[DATA LINES start]

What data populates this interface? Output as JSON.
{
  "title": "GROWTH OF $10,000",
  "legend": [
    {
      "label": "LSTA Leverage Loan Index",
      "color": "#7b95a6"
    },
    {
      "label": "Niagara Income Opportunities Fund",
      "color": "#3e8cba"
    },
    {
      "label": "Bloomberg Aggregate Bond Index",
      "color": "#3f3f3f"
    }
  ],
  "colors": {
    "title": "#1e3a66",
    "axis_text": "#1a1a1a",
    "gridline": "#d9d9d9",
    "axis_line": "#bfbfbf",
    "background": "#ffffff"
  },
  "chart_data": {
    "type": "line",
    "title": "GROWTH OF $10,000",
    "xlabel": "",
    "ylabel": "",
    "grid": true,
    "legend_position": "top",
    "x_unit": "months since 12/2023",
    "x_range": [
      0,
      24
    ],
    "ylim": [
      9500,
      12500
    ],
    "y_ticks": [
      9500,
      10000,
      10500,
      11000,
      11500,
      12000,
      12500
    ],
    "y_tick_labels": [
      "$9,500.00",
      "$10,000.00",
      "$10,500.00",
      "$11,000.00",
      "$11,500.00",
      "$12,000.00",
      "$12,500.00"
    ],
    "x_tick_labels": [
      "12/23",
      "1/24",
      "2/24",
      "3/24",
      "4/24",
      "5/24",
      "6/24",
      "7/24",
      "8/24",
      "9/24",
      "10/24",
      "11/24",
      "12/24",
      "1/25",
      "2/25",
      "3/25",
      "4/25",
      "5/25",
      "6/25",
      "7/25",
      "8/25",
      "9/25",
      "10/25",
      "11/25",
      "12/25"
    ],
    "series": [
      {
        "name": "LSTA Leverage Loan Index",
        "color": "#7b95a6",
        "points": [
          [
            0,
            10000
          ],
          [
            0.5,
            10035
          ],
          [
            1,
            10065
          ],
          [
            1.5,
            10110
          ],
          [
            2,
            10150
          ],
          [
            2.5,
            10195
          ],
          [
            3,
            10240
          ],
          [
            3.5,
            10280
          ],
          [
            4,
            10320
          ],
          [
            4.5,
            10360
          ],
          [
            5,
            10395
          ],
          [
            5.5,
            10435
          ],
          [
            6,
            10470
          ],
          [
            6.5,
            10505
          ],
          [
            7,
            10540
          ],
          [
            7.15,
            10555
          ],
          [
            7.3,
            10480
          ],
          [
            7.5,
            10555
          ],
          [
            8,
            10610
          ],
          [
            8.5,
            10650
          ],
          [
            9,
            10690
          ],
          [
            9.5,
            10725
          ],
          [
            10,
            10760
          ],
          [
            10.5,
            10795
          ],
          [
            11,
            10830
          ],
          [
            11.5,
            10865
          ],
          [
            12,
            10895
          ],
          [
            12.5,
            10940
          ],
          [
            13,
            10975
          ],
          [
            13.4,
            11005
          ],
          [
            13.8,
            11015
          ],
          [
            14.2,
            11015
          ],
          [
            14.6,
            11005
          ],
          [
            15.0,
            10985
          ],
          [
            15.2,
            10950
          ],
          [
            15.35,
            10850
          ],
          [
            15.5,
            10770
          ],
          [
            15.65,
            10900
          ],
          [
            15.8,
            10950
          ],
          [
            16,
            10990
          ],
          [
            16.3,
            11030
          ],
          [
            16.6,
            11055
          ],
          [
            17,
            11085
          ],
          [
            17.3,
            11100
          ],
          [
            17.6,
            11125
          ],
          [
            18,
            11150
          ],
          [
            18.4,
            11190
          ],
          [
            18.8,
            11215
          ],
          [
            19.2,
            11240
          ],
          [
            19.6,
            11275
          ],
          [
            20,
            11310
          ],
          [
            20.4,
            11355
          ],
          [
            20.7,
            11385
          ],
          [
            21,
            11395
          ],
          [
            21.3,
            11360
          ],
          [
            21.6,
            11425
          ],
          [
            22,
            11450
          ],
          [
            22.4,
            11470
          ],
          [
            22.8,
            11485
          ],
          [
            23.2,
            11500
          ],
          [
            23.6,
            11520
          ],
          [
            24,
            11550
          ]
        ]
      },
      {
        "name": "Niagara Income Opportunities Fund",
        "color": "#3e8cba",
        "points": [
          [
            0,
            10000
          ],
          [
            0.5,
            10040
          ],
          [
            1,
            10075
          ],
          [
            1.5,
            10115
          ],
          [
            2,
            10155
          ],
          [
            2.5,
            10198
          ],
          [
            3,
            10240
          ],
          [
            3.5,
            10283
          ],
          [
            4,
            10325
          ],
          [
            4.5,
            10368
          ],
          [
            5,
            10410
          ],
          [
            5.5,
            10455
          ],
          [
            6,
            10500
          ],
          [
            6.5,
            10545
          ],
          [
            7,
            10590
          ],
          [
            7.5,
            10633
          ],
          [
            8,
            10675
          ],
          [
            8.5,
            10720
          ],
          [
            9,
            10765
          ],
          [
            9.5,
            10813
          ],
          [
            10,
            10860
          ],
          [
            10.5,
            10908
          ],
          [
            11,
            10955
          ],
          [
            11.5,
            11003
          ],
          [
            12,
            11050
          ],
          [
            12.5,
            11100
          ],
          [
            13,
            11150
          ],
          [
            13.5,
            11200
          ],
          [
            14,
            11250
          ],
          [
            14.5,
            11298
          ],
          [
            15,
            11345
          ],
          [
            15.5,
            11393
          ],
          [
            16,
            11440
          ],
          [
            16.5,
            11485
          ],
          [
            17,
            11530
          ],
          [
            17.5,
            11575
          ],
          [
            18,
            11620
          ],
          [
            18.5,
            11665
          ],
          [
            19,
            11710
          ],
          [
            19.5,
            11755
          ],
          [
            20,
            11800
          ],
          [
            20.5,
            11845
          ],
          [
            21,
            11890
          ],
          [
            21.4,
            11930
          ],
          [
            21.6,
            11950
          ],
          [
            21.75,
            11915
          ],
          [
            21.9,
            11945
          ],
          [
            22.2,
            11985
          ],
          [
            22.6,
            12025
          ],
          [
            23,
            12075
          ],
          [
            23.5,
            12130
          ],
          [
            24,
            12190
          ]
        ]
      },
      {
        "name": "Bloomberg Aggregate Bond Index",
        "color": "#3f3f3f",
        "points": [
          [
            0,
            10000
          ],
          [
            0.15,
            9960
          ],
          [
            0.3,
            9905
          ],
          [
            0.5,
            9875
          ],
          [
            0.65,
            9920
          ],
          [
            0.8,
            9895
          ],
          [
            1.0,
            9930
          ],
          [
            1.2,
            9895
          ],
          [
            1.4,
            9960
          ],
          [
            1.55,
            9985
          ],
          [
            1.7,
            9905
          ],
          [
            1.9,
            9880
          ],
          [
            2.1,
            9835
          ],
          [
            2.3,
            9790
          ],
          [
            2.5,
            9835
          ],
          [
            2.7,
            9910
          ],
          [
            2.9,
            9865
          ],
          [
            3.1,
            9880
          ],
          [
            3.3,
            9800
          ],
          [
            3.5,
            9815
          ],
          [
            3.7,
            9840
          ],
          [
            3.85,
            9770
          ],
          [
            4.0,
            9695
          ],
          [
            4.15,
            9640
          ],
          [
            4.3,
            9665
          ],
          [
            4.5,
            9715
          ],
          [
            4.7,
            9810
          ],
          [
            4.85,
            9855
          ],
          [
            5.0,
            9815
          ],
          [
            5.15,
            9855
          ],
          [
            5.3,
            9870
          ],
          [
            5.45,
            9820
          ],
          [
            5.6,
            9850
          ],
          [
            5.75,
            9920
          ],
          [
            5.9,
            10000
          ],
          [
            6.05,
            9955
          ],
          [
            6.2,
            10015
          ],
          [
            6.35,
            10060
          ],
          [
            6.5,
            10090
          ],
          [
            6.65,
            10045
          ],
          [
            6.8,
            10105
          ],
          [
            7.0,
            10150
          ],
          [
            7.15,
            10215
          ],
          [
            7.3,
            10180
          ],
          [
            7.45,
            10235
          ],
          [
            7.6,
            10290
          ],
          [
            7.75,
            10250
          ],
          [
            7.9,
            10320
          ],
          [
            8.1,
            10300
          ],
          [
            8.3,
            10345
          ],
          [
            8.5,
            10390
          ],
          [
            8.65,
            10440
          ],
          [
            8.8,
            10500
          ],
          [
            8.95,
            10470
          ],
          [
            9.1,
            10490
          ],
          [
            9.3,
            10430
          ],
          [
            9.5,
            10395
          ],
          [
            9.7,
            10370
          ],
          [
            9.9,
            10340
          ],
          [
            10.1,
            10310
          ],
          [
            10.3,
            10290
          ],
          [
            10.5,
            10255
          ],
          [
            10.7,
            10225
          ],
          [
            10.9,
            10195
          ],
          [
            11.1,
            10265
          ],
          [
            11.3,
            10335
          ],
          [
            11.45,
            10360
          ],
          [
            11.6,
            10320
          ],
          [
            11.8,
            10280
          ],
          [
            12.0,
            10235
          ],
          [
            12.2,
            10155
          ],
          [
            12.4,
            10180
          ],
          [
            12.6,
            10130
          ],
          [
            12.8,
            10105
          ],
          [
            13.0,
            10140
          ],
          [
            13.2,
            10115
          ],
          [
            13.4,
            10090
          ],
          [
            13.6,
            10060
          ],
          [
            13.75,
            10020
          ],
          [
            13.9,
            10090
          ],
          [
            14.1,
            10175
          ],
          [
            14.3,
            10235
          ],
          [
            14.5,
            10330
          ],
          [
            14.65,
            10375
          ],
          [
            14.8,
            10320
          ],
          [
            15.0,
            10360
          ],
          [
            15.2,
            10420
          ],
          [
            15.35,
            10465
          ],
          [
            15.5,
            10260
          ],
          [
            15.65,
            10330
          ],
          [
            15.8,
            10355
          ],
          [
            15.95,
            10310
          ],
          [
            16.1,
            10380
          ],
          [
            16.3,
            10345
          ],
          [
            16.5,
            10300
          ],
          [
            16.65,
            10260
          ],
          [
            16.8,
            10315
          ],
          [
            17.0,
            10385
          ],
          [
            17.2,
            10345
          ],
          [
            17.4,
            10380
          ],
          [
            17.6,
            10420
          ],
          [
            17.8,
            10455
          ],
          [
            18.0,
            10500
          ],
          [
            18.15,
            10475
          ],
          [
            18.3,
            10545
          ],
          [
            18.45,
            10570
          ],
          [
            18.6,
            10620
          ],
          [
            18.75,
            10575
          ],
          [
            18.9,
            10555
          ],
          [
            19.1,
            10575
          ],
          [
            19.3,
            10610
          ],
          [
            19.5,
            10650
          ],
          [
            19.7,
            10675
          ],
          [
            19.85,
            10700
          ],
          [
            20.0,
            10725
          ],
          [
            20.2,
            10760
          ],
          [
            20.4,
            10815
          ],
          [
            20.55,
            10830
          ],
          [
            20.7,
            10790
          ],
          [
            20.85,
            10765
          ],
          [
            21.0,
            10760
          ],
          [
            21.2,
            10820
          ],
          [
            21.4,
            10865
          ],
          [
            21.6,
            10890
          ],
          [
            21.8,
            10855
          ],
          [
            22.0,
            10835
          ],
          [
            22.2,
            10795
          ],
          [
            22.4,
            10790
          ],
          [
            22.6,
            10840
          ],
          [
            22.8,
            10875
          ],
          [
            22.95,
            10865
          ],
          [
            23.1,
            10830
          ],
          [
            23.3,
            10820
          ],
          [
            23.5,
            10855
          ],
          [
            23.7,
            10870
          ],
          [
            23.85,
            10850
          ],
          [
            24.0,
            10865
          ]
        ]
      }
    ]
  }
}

[DATA LINES end]

> [DIRECTIONS]:
From the data, list each line in which the string "Leverage" appears.

> [RESPONSE FOR THIS EXERCISE]:
      "label": "LSTA Leverage Loan Index",
        "name": "LSTA Leverage Loan Index",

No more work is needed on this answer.